__The exercise__. Exactly as given, repeat all of the entries.
▼
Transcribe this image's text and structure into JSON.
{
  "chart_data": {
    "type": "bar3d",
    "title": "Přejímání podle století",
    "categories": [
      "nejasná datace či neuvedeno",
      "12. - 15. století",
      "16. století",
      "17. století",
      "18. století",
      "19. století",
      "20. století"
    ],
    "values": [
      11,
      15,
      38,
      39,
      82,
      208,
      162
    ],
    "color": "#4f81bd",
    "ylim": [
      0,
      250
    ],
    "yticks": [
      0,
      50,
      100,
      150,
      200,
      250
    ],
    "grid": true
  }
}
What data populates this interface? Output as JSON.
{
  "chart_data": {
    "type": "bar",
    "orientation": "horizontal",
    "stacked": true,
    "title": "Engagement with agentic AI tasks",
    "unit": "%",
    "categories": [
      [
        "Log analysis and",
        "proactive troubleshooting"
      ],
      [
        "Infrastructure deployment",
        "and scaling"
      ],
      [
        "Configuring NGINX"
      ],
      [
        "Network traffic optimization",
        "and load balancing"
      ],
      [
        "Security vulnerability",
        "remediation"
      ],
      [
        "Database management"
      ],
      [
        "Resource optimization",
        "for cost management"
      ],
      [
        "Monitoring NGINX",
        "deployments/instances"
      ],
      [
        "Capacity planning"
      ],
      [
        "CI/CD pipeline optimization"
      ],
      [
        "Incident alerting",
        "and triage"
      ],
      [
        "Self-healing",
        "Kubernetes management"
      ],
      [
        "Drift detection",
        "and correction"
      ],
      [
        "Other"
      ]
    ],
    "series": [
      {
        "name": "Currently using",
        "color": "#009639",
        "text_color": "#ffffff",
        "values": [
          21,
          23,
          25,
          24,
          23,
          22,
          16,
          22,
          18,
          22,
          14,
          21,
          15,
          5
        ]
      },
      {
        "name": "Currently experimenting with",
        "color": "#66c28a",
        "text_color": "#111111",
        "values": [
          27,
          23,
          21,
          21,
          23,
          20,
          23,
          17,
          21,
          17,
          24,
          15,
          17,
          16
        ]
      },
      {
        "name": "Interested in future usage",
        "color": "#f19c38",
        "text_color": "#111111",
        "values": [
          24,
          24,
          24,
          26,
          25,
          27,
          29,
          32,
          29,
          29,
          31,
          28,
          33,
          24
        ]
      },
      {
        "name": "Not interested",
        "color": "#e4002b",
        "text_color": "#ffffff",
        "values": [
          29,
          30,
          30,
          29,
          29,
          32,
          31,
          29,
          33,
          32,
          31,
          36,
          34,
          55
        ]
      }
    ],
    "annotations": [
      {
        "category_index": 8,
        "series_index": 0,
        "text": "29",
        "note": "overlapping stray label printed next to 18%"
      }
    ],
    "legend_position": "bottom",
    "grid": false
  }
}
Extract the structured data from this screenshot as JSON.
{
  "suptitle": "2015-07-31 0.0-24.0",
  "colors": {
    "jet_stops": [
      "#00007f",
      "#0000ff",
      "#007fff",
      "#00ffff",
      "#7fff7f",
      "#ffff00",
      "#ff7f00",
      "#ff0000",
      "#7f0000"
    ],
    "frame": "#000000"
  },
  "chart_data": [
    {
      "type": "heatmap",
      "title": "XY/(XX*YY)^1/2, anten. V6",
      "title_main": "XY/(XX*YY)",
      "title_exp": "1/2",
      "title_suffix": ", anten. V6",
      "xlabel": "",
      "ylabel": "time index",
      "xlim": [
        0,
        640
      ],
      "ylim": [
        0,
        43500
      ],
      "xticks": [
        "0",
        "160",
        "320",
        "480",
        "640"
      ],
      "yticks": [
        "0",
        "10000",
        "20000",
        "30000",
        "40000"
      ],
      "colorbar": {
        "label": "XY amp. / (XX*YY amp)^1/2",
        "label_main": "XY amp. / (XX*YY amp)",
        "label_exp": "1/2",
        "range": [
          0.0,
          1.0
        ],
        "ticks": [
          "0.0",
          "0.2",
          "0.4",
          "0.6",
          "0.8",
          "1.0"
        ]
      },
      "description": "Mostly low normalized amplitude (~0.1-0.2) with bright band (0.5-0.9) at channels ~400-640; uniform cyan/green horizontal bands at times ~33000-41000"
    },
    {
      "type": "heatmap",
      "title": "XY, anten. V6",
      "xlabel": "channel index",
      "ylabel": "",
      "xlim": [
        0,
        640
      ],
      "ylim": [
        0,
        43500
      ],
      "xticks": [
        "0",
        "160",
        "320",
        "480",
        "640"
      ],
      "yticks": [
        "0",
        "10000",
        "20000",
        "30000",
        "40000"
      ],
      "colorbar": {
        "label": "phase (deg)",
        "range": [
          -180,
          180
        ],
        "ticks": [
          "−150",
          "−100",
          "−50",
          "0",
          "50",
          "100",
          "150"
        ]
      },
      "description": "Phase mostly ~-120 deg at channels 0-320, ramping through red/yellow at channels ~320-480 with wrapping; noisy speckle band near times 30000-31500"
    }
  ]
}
▲
__Expected answer__.
Transcribe this image's text and structure into JSON.
{
  "chart_data": {
    "type": "bar3d",
    "title": "Přejímání podle století",
    "categories": [
      "nejasná datace či neuvedeno",
      "12. - 15. století",
      "16. století",
      "17. století",
      "18. století",
      "19. století",
      "20. století"
    ],
    "values": [
      11,
      15,
      38,
      39,
      82,
      208,
      162
    ],
    "color": "#4f81bd",
    "ylim": [
      0,
      250
    ],
    "yticks": [
      0,
      50,
      100,
      150,
      200,
      250
    ],
    "grid": true
  }
}
What data populates this interface? Output as JSON.
{
  "chart_data": {
    "type": "bar",
    "orientation": "horizontal",
    "stacked": true,
    "title": "Engagement with agentic AI tasks",
    "unit": "%",
    "categories": [
      [
        "Log analysis and",
        "proactive troubleshooting"
      ],
      [
        "Infrastructure deployment",
        "and scaling"
      ],
      [
        "Configuring NGINX"
      ],
      [
        "Network traffic optimization",
        "and load balancing"
      ],
      [
        "Security vulnerability",
        "remediation"
      ],
      [
        "Database management"
      ],
      [
        "Resource optimization",
        "for cost management"
      ],
      [
        "Monitoring NGINX",
        "deployments/instances"
      ],
      [
        "Capacity planning"
      ],
      [
        "CI/CD pipeline optimization"
      ],
      [
        "Incident alerting",
        "and triage"
      ],
      [
        "Self-healing",
        "Kubernetes management"
      ],
      [
        "Drift detection",
        "and correction"
      ],
      [
        "Other"
      ]
    ],
    "series": [
      {
        "name": "Currently using",
        "color": "#009639",
        "text_color": "#ffffff",
        "values": [
          21,
          23,
          25,
          24,
          23,
          22,
          16,
          22,
          18,
          22,
          14,
          21,
          15,
          5
        ]
      },
      {
        "name": "Currently experimenting with",
        "color": "#66c28a",
        "text_color": "#111111",
        "values": [
          27,
          23,
          21,
          21,
          23,
          20,
          23,
          17,
          21,
          17,
          24,
          15,
          17,
          16
        ]
      },
      {
        "name": "Interested in future usage",
        "color": "#f19c38",
        "text_color": "#111111",
        "values": [
          24,
          24,
          24,
          26,
          25,
          27,
          29,
          32,
          29,
          29,
          31,
          28,
          33,
          24
        ]
      },
      {
        "name": "Not interested",
        "color": "#e4002b",
        "text_color": "#ffffff",
        "values": [
          29,
          30,
          30,
          29,
          29,
          32,
          31,
          29,
          33,
          32,
          31,
          36,
          34,
          55
        ]
      }
    ],
    "annotations": [
      {
        "category_index": 8,
        "series_index": 0,
        "text": "29",
        "note": "overlapping stray label printed next to 18%"
      }
    ],
    "legend_position": "bottom",
    "grid": false
  }
}
Extract the structured data from this screenshot as JSON.
{
  "suptitle": "2015-07-31 0.0-24.0",
  "colors": {
    "jet_stops": [
      "#00007f",
      "#0000ff",
      "#007fff",
      "#00ffff",
      "#7fff7f",
      "#ffff00",
      "#ff7f00",
      "#ff0000",
      "#7f0000"
    ],
    "frame": "#000000"
  },
  "chart_data": [
    {
      "type": "heatmap",
      "title": "XY/(XX*YY)^1/2, anten. V6",
      "title_main": "XY/(XX*YY)",
      "title_exp": "1/2",
      "title_suffix": ", anten. V6",
      "xlabel": "",
      "ylabel": "time index",
      "xlim": [
        0,
        640
      ],
      "ylim": [
        0,
        43500
      ],
      "xticks": [
        "0",
        "160",
        "320",
        "480",
        "640"
      ],
      "yticks": [
        "0",
        "10000",
        "20000",
        "30000",
        "40000"
      ],
      "colorbar": {
        "label": "XY amp. / (XX*YY amp)^1/2",
        "label_main": "XY amp. / (XX*YY amp)",
        "label_exp": "1/2",
        "range": [
          0.0,
          1.0
        ],
        "ticks": [
          "0.0",
          "0.2",
          "0.4",
          "0.6",
          "0.8",
          "1.0"
        ]
      },
      "description": "Mostly low normalized amplitude (~0.1-0.2) with bright band (0.5-0.9) at channels ~400-640; uniform cyan/green horizontal bands at times ~33000-41000"
    },
    {
      "type": "heatmap",
      "title": "XY, anten. V6",
      "xlabel": "channel index",
      "ylabel": "",
      "xlim": [
        0,
        640
      ],
      "ylim": [
        0,
        43500
      ],
      "xticks": [
        "0",
        "160",
        "320",
        "480",
        "640"
      ],
      "yticks": [
        "0",
        "10000",
        "20000",
        "30000",
        "40000"
      ],
      "colorbar": {
        "label": "phase (deg)",
        "range": [
          -180,
          180
        ],
        "ticks": [
          "−150",
          "−100",
          "−50",
          "0",
          "50",
          "100",
          "150"
        ]
      },
      "description": "Phase mostly ~-120 deg at channels 0-320, ramping through red/yellow at channels ~320-480 with wrapping; noisy speckle band near times 30000-31500"
    }
  ]
}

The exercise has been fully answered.